[START]

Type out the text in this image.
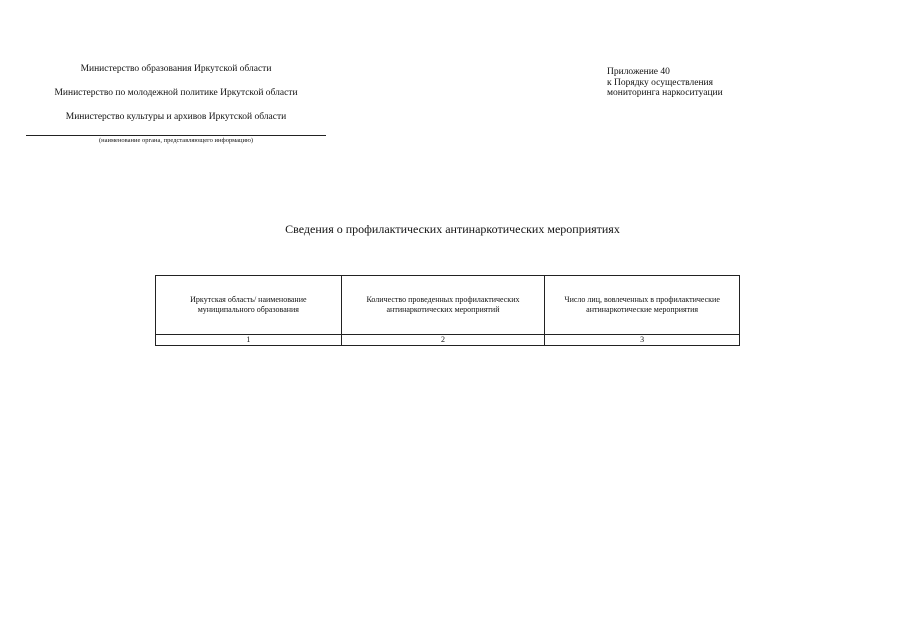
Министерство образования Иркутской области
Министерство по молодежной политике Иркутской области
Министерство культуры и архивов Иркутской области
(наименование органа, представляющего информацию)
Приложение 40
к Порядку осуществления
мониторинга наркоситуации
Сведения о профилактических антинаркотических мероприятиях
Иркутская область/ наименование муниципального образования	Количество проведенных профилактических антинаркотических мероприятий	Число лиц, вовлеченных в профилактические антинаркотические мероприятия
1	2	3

[END]

■ WHAT THE TASK ASKS:
Find every line above that contains the word "наименование", and return each one.

■ FINISHED TASK:
(наименование органа, представляющего информацию)
Иркутская область/ наименование муниципального образования	Количество проведенных профилактических антинаркотических мероприятий	Число лиц, вовлеченных в профилактические антинаркотические мероприятия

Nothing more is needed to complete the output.